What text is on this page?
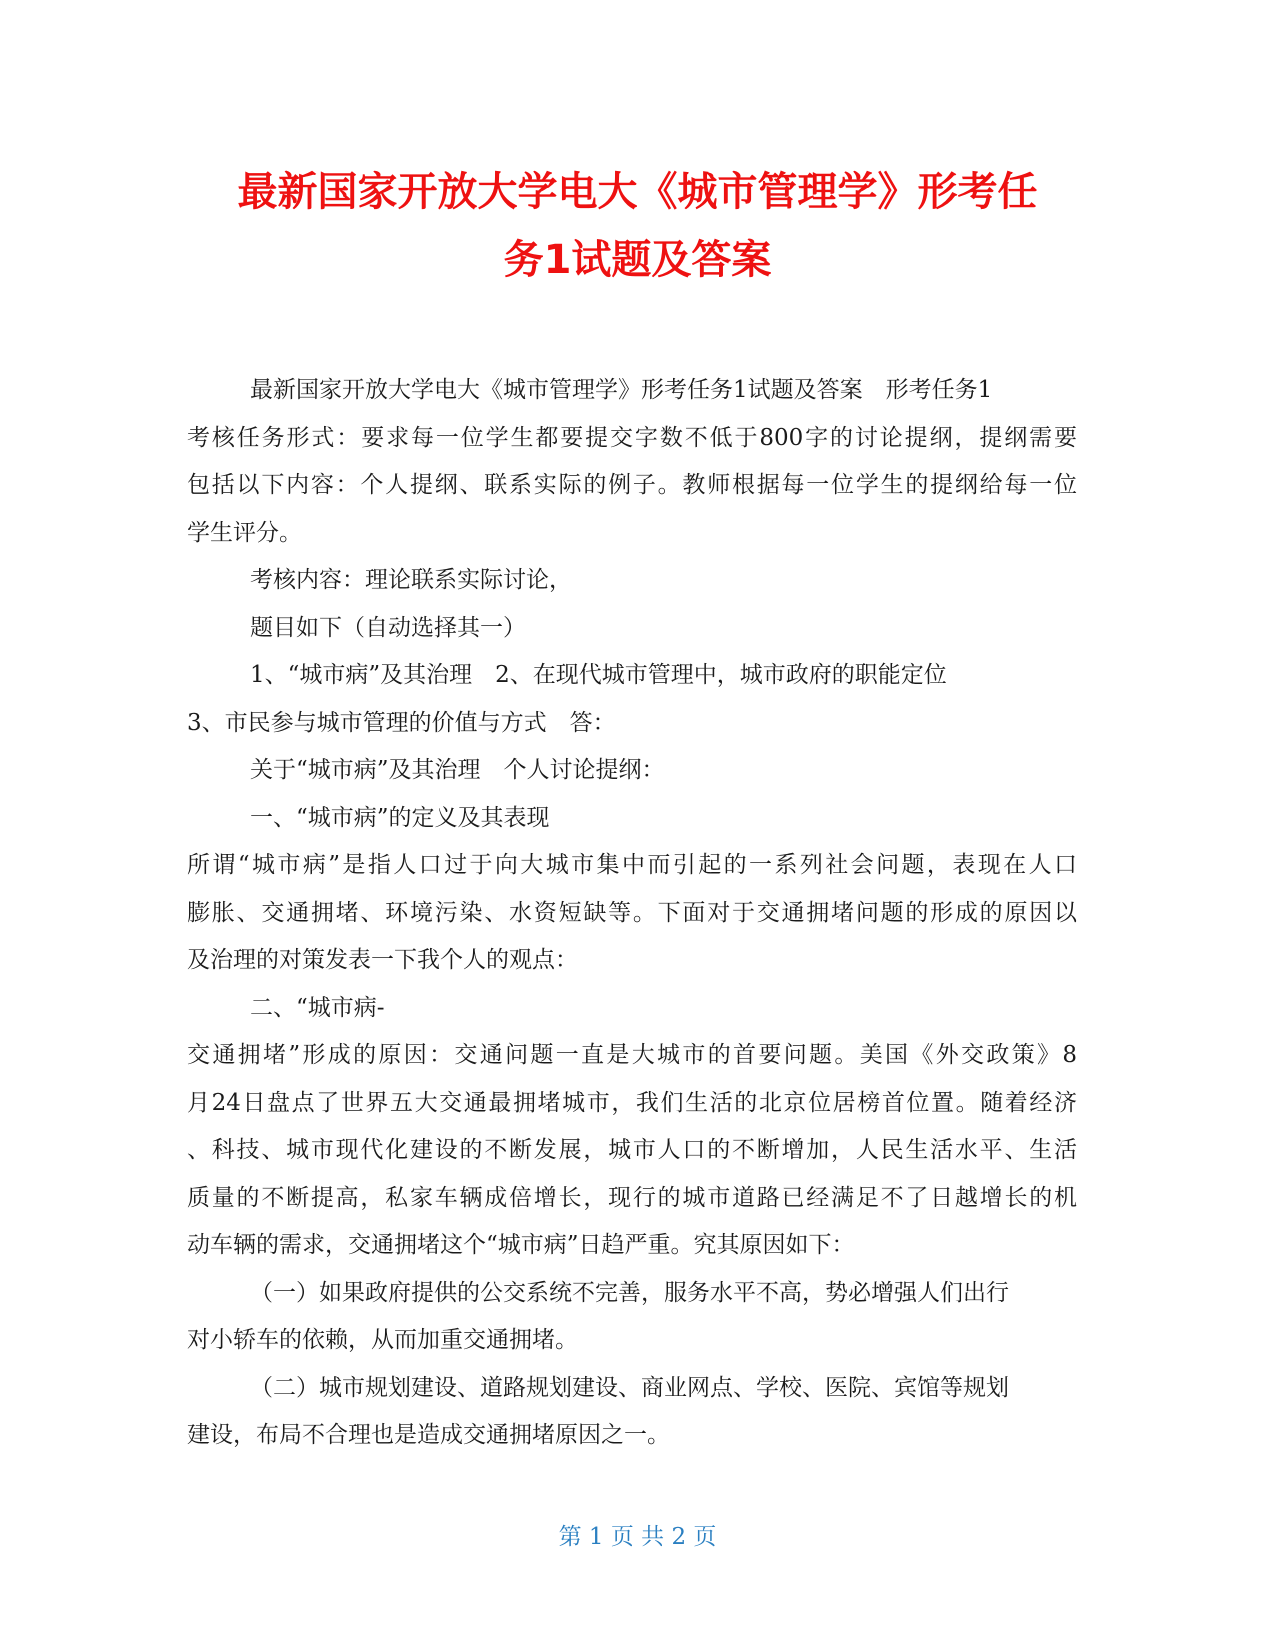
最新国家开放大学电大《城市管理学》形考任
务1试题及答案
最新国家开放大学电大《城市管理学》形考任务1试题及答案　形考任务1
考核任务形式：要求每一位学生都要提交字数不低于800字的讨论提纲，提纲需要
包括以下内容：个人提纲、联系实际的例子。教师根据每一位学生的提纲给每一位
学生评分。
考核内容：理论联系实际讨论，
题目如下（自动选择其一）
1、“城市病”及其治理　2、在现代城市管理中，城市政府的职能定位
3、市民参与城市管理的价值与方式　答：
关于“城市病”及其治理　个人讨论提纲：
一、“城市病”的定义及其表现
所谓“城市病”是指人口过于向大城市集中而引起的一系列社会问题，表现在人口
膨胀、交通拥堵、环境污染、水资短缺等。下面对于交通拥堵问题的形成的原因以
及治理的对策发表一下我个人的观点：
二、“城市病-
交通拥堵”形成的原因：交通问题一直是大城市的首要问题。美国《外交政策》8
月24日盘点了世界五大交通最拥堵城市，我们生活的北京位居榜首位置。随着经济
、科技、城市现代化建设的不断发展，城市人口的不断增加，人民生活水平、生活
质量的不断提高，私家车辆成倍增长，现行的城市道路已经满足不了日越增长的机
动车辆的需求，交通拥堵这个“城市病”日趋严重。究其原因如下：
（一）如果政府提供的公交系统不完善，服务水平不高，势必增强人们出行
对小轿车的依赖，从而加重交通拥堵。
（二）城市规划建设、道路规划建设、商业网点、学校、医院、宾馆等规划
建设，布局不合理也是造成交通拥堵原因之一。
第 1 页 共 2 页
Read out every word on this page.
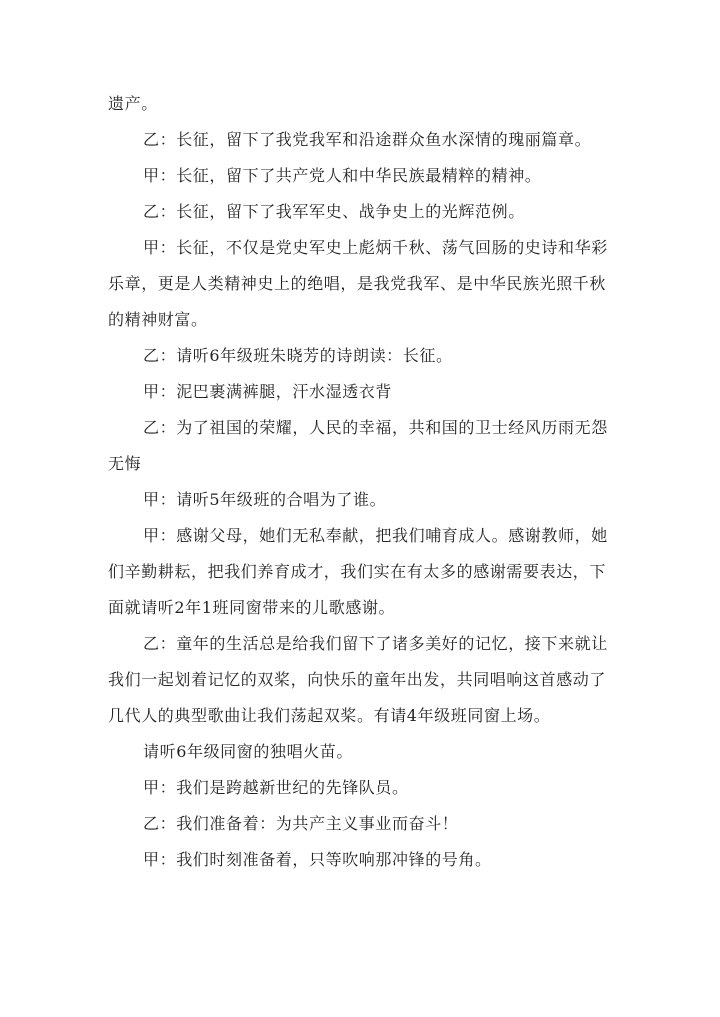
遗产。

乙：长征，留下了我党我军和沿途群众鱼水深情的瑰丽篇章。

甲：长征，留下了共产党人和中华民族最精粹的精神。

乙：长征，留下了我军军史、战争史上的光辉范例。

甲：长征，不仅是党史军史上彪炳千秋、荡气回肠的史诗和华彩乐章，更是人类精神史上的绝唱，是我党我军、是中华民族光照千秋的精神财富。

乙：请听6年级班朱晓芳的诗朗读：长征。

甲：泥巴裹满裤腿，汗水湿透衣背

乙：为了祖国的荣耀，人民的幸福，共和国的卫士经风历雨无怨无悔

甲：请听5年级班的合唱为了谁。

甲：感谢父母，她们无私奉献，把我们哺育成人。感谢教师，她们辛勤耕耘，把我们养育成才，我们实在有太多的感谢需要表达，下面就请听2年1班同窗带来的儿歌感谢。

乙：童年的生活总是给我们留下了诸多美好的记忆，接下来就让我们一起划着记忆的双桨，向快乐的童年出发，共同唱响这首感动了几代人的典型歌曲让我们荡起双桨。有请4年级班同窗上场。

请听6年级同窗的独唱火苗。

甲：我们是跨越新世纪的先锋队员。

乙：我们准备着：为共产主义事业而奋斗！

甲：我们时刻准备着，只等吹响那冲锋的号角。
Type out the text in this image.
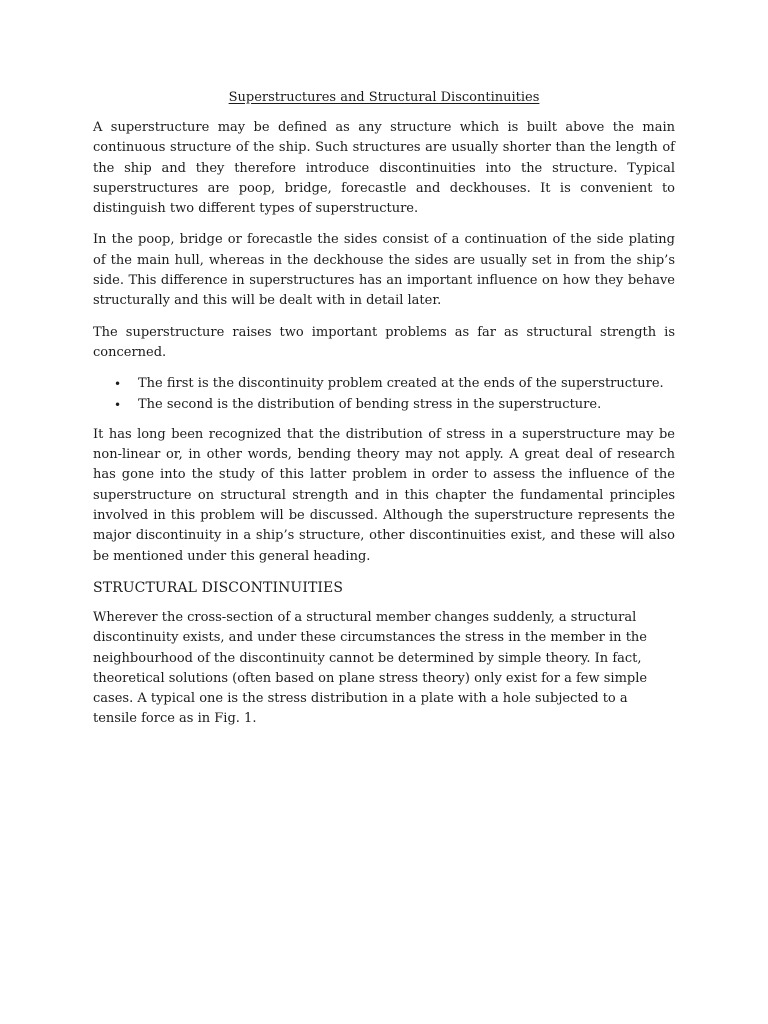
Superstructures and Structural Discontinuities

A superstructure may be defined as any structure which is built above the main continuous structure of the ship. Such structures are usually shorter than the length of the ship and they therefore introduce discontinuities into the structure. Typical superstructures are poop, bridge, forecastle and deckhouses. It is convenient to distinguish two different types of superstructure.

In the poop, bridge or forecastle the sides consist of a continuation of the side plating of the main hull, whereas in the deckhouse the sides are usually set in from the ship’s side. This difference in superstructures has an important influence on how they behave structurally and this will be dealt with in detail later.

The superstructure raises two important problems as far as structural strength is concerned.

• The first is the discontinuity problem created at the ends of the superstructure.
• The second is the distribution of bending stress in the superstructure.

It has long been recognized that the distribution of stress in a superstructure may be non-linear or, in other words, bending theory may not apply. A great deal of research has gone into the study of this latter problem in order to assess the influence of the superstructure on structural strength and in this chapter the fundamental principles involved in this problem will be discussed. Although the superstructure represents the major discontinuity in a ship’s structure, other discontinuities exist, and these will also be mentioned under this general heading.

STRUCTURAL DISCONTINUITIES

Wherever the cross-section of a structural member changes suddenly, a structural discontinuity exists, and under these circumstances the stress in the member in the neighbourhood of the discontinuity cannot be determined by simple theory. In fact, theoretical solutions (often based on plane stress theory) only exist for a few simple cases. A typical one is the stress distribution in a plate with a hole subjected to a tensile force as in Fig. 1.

—————

• Problem requirements: Among the records above, find each line holding the string "城市管理学" and pull it out.

• Response to the exercise:
最新国家开放大学电大《城市管理学》形考任
最新国家开放大学电大《城市管理学》形考任务1试题及答案　形考任务1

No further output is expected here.